Instruction — Go through the records underneath and count the lines that include the string "this". Give nothing but the number.
[Begin]
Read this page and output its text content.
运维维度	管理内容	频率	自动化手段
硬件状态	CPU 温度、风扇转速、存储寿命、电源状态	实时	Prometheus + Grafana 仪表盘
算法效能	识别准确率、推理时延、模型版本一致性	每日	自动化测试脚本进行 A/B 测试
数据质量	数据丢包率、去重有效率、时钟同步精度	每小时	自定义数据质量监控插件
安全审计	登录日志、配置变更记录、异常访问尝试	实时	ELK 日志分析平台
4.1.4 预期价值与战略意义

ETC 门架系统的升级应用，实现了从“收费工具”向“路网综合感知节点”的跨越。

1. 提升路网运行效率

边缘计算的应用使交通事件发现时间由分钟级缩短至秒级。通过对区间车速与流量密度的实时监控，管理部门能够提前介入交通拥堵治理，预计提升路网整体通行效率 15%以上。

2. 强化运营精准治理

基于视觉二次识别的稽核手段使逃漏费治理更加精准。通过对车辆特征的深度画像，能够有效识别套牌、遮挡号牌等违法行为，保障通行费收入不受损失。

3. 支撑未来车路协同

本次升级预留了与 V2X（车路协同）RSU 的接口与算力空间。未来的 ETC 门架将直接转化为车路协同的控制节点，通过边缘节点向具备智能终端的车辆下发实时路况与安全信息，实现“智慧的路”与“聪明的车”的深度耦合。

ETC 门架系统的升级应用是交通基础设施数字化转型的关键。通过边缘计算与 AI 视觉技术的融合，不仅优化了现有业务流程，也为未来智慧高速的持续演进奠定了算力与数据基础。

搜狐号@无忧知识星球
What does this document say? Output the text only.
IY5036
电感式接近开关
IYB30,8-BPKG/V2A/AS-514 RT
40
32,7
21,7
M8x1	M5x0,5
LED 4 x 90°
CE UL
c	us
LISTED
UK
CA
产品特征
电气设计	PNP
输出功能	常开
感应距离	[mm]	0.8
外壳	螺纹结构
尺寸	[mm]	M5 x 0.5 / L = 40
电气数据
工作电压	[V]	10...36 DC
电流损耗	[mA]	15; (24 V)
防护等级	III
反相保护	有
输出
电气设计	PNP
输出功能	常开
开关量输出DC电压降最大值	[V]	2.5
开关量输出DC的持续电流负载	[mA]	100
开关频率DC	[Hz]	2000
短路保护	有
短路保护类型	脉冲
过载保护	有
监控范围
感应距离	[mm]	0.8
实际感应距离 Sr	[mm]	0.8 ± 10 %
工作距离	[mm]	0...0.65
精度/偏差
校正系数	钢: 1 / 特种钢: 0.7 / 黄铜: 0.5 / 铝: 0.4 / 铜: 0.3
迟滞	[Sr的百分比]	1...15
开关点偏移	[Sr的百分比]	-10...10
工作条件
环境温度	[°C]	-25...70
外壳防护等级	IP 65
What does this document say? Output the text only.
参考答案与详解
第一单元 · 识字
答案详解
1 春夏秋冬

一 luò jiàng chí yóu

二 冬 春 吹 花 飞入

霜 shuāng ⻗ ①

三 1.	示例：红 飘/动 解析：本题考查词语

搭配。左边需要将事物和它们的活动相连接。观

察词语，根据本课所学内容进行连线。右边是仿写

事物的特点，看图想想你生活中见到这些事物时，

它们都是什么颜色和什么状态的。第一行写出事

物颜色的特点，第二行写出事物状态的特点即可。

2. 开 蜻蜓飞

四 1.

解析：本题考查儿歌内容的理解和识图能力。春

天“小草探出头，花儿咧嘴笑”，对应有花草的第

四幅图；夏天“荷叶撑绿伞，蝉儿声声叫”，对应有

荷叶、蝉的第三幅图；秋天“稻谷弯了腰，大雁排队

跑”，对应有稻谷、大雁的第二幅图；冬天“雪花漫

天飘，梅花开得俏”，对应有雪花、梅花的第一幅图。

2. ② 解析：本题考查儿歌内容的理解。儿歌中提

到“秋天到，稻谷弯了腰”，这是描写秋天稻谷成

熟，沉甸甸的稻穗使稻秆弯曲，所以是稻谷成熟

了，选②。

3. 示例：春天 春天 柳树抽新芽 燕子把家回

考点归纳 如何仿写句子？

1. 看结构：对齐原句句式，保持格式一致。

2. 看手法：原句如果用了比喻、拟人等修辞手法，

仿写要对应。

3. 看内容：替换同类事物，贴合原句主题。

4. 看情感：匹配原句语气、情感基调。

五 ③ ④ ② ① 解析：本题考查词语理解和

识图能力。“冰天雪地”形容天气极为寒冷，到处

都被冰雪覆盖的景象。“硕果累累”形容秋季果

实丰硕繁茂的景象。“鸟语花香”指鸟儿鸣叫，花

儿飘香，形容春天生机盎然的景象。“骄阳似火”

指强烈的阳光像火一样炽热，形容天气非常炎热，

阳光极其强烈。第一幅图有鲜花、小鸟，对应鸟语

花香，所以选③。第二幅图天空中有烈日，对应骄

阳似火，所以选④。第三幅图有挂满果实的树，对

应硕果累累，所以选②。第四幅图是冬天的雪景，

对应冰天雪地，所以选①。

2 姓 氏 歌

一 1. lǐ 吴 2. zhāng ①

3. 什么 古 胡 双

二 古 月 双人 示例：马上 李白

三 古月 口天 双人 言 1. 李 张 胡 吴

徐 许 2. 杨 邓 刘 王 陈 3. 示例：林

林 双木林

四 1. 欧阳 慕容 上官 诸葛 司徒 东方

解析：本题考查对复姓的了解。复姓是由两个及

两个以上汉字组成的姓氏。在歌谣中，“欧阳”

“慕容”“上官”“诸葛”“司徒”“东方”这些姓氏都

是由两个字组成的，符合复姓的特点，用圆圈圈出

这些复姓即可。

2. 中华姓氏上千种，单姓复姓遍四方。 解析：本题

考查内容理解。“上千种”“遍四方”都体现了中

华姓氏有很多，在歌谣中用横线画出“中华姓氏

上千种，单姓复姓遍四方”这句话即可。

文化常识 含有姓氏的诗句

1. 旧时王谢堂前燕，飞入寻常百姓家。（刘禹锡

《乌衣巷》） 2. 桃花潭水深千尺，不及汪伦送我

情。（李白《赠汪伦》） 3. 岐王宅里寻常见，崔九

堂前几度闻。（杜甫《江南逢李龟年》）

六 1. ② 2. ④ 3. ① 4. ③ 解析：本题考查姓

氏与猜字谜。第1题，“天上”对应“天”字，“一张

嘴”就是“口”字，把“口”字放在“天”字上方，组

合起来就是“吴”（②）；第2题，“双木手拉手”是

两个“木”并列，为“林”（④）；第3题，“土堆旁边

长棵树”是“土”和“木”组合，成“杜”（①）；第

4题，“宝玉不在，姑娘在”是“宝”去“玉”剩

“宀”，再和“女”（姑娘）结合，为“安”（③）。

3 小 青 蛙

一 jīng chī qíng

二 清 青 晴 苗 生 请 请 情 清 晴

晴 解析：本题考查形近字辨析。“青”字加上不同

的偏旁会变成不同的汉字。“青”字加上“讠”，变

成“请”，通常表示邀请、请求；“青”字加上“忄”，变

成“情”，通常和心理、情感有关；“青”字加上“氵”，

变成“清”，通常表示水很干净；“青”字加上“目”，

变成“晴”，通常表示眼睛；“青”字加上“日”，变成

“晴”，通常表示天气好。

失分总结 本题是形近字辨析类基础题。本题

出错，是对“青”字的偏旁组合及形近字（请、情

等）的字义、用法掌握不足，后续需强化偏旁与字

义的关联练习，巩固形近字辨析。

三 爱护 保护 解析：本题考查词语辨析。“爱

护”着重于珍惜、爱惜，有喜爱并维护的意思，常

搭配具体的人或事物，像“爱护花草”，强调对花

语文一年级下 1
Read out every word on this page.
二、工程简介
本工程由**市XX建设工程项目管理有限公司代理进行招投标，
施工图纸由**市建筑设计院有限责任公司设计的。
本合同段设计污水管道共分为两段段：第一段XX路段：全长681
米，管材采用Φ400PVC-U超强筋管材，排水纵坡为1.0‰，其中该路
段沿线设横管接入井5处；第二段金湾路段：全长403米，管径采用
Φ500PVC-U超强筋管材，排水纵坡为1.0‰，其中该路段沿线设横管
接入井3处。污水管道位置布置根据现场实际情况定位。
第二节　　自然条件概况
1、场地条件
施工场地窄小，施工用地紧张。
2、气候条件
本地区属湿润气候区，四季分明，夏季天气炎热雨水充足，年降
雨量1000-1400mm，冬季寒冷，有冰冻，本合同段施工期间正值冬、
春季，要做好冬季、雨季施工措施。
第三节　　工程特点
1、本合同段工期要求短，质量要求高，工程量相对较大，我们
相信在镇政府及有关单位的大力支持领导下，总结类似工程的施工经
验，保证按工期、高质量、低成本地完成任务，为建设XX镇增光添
[End]
Solved problem — 4